→ **Data for processing**
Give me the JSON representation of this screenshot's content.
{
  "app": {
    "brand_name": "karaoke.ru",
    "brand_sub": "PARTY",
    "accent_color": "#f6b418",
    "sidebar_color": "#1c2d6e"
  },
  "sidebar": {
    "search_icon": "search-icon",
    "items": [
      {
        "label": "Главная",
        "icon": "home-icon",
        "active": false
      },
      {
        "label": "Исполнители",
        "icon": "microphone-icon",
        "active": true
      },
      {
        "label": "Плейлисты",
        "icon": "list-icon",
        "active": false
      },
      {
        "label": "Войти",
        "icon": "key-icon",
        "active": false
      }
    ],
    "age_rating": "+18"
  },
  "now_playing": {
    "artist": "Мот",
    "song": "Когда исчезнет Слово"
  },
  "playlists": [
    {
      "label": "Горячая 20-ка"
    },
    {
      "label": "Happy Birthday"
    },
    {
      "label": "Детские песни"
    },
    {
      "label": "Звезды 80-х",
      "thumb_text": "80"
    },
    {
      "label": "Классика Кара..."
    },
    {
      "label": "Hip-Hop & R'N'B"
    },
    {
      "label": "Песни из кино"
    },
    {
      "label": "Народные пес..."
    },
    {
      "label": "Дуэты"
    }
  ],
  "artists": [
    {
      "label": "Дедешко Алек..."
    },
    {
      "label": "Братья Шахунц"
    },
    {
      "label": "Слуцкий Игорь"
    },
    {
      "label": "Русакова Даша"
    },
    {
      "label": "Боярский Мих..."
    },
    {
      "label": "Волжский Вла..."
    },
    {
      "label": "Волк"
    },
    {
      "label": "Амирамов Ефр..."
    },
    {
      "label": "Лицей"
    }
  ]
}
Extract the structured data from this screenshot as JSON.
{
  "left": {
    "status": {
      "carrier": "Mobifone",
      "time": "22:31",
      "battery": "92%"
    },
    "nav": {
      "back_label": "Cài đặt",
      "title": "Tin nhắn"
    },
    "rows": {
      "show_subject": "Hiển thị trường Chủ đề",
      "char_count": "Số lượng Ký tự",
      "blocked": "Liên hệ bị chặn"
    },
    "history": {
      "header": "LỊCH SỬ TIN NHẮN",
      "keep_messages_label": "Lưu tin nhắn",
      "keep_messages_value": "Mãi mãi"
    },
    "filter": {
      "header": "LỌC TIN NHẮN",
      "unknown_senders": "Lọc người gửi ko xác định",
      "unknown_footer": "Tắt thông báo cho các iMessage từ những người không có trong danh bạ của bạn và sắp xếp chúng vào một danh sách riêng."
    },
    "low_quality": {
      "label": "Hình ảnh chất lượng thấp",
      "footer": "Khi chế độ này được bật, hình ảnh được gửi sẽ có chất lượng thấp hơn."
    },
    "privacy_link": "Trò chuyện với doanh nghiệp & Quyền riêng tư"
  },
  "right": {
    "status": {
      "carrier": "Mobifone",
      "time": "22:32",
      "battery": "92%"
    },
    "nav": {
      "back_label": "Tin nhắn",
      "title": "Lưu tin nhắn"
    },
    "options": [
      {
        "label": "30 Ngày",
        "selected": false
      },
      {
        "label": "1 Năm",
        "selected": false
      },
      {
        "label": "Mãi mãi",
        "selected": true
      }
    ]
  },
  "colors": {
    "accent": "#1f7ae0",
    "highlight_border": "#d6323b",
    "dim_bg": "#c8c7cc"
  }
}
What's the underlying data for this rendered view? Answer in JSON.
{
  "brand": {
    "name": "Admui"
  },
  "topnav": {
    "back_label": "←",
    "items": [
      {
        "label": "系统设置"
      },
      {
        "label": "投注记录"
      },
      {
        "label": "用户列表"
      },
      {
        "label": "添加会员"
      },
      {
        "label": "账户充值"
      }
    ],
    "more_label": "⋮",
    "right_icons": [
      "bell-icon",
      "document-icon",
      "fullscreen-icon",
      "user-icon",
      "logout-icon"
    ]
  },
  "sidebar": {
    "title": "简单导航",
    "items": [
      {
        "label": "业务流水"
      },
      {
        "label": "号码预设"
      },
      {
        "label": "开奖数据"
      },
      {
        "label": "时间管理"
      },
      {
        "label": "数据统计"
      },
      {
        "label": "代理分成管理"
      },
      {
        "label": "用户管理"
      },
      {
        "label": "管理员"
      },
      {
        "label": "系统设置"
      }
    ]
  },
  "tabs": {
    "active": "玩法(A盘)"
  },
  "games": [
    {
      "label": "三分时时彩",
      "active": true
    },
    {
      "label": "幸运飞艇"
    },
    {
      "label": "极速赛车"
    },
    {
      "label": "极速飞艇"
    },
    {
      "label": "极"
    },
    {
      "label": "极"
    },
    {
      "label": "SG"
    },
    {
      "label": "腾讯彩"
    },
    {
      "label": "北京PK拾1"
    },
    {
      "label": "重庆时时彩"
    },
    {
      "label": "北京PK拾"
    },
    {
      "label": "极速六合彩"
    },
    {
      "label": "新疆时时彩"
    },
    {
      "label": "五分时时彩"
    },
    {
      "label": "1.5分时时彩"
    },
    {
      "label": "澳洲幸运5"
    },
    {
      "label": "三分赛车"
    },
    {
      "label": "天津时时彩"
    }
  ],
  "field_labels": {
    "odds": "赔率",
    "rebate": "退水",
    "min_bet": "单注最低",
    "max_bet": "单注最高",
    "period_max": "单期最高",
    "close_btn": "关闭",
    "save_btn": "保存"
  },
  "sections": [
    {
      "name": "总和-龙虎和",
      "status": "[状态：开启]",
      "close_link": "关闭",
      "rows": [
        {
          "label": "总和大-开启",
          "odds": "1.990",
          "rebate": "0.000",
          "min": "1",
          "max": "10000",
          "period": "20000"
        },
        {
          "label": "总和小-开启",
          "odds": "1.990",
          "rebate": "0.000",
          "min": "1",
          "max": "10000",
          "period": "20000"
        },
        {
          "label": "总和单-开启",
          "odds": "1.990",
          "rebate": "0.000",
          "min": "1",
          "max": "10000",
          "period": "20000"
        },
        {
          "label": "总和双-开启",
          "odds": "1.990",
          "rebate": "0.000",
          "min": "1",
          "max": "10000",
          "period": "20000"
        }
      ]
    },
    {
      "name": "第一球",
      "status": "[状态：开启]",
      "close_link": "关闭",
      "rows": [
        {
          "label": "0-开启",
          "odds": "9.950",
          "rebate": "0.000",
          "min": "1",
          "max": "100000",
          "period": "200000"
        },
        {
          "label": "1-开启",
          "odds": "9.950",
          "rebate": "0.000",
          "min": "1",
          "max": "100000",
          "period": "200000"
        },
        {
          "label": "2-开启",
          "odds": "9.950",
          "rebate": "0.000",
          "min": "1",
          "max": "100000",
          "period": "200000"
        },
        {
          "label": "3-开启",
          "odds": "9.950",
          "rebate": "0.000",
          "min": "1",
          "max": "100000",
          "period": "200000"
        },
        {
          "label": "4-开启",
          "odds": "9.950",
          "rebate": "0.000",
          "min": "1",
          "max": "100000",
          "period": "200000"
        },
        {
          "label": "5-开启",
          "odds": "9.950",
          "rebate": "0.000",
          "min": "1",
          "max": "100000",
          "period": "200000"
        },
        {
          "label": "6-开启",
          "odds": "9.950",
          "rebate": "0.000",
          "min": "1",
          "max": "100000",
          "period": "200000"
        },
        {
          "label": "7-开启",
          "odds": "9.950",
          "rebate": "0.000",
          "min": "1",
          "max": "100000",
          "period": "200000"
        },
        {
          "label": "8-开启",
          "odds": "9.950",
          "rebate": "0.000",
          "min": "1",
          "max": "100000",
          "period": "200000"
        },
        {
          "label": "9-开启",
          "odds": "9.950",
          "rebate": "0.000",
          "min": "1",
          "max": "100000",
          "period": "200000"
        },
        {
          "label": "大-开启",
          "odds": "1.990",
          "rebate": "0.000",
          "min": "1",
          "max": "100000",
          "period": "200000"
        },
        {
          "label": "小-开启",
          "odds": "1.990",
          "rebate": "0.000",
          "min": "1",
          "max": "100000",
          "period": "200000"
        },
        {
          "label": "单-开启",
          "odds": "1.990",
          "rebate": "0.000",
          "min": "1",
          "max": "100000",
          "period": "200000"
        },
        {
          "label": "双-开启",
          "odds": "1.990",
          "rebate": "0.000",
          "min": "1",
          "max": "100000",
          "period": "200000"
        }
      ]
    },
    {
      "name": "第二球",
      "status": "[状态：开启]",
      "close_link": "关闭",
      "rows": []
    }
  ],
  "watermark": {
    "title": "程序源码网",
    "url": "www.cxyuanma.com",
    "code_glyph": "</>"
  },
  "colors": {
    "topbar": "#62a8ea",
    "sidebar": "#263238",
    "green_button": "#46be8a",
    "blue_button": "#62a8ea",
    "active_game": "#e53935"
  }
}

→ **Challenge**
For each line of the listing that holds the word "header", show that line.

→ **Output for this exercise**
      "header": "LỊCH SỬ TIN NHẮN",
      "header": "LỌC TIN NHẮN",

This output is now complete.